- [What you are asked to do]: Leave out the pictures and copy every record exactly.

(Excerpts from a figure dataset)
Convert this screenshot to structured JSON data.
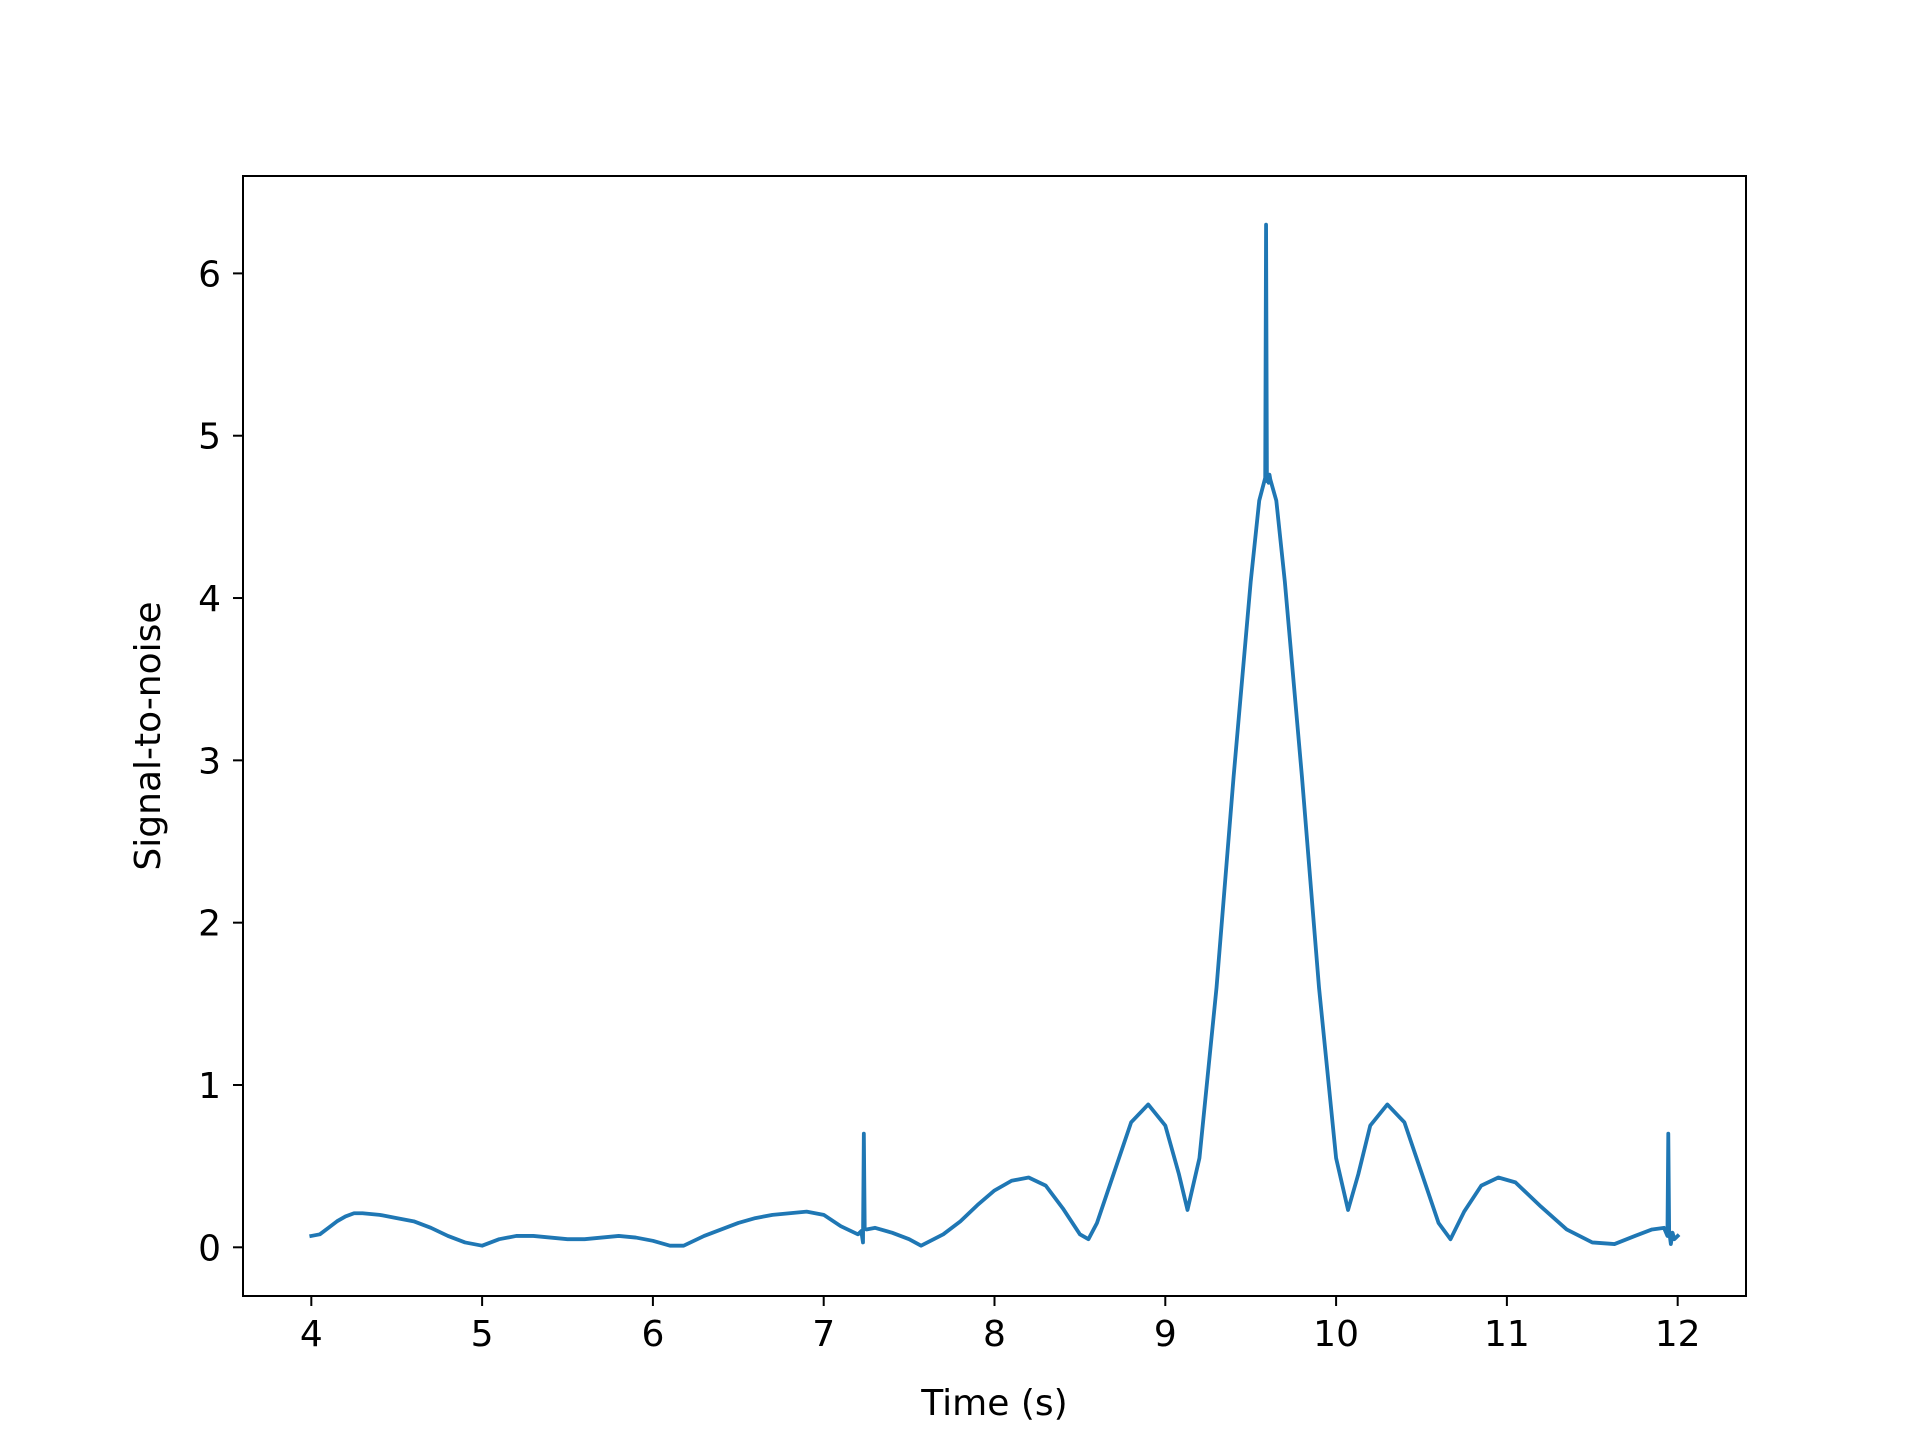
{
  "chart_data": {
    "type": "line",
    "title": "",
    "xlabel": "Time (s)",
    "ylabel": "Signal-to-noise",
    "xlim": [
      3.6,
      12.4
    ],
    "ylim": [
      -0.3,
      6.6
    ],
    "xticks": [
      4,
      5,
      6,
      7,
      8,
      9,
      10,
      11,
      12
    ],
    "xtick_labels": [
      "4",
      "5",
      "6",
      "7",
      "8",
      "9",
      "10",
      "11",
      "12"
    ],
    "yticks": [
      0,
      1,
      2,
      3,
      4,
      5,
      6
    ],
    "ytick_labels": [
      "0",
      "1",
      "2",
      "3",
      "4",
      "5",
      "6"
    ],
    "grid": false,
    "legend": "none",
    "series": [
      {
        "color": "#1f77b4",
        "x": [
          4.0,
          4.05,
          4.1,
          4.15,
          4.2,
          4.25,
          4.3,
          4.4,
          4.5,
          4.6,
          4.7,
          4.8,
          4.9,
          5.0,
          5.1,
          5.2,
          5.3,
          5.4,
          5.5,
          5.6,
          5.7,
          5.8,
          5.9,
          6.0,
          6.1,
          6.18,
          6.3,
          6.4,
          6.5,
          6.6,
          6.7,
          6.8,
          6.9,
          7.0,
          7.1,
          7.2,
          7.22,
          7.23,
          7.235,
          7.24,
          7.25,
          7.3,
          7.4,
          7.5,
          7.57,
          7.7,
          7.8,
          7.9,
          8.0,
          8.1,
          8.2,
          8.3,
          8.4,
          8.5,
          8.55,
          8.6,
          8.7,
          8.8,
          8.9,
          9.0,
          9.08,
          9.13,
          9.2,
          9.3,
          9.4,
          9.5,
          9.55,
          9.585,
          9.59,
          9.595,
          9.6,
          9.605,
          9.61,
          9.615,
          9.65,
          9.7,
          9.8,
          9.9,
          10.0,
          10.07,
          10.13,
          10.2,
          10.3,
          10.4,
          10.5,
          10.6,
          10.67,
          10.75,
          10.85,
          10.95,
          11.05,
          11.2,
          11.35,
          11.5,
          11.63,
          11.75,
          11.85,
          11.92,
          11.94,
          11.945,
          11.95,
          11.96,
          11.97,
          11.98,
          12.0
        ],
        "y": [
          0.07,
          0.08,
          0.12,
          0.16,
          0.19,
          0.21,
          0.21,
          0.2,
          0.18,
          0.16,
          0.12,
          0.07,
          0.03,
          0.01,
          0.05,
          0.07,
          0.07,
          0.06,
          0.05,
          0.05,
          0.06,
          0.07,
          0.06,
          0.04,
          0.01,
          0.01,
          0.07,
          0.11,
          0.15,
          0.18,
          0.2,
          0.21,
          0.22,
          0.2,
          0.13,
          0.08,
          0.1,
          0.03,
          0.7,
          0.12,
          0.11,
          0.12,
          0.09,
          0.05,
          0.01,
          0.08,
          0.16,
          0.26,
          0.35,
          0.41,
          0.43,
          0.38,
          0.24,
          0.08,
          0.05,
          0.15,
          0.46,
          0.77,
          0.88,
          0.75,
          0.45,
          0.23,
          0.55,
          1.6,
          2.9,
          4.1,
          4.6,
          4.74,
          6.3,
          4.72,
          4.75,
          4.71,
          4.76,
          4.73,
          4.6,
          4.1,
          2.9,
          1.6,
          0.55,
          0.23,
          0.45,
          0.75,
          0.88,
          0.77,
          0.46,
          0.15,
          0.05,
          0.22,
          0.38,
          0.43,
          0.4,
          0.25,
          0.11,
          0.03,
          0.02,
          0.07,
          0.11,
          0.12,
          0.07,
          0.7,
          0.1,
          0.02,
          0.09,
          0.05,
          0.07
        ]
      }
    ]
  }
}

- [Solution to this exercise]:
Convert this screenshot to structured JSON data.
{
  "chart_data": {
    "type": "line",
    "title": "",
    "xlabel": "Time (s)",
    "ylabel": "Signal-to-noise",
    "xlim": [
      3.6,
      12.4
    ],
    "ylim": [
      -0.3,
      6.6
    ],
    "xticks": [
      4,
      5,
      6,
      7,
      8,
      9,
      10,
      11,
      12
    ],
    "xtick_labels": [
      "4",
      "5",
      "6",
      "7",
      "8",
      "9",
      "10",
      "11",
      "12"
    ],
    "yticks": [
      0,
      1,
      2,
      3,
      4,
      5,
      6
    ],
    "ytick_labels": [
      "0",
      "1",
      "2",
      "3",
      "4",
      "5",
      "6"
    ],
    "grid": false,
    "legend": "none",
    "series": [
      {
        "color": "#1f77b4",
        "x": [
          4.0,
          4.05,
          4.1,
          4.15,
          4.2,
          4.25,
          4.3,
          4.4,
          4.5,
          4.6,
          4.7,
          4.8,
          4.9,
          5.0,
          5.1,
          5.2,
          5.3,
          5.4,
          5.5,
          5.6,
          5.7,
          5.8,
          5.9,
          6.0,
          6.1,
          6.18,
          6.3,
          6.4,
          6.5,
          6.6,
          6.7,
          6.8,
          6.9,
          7.0,
          7.1,
          7.2,
          7.22,
          7.23,
          7.235,
          7.24,
          7.25,
          7.3,
          7.4,
          7.5,
          7.57,
          7.7,
          7.8,
          7.9,
          8.0,
          8.1,
          8.2,
          8.3,
          8.4,
          8.5,
          8.55,
          8.6,
          8.7,
          8.8,
          8.9,
          9.0,
          9.08,
          9.13,
          9.2,
          9.3,
          9.4,
          9.5,
          9.55,
          9.585,
          9.59,
          9.595,
          9.6,
          9.605,
          9.61,
          9.615,
          9.65,
          9.7,
          9.8,
          9.9,
          10.0,
          10.07,
          10.13,
          10.2,
          10.3,
          10.4,
          10.5,
          10.6,
          10.67,
          10.75,
          10.85,
          10.95,
          11.05,
          11.2,
          11.35,
          11.5,
          11.63,
          11.75,
          11.85,
          11.92,
          11.94,
          11.945,
          11.95,
          11.96,
          11.97,
          11.98,
          12.0
        ],
        "y": [
          0.07,
          0.08,
          0.12,
          0.16,
          0.19,
          0.21,
          0.21,
          0.2,
          0.18,
          0.16,
          0.12,
          0.07,
          0.03,
          0.01,
          0.05,
          0.07,
          0.07,
          0.06,
          0.05,
          0.05,
          0.06,
          0.07,
          0.06,
          0.04,
          0.01,
          0.01,
          0.07,
          0.11,
          0.15,
          0.18,
          0.2,
          0.21,
          0.22,
          0.2,
          0.13,
          0.08,
          0.1,
          0.03,
          0.7,
          0.12,
          0.11,
          0.12,
          0.09,
          0.05,
          0.01,
          0.08,
          0.16,
          0.26,
          0.35,
          0.41,
          0.43,
          0.38,
          0.24,
          0.08,
          0.05,
          0.15,
          0.46,
          0.77,
          0.88,
          0.75,
          0.45,
          0.23,
          0.55,
          1.6,
          2.9,
          4.1,
          4.6,
          4.74,
          6.3,
          4.72,
          4.75,
          4.71,
          4.76,
          4.73,
          4.6,
          4.1,
          2.9,
          1.6,
          0.55,
          0.23,
          0.45,
          0.75,
          0.88,
          0.77,
          0.46,
          0.15,
          0.05,
          0.22,
          0.38,
          0.43,
          0.4,
          0.25,
          0.11,
          0.03,
          0.02,
          0.07,
          0.11,
          0.12,
          0.07,
          0.7,
          0.1,
          0.02,
          0.09,
          0.05,
          0.07
        ]
      }
    ]
  }
}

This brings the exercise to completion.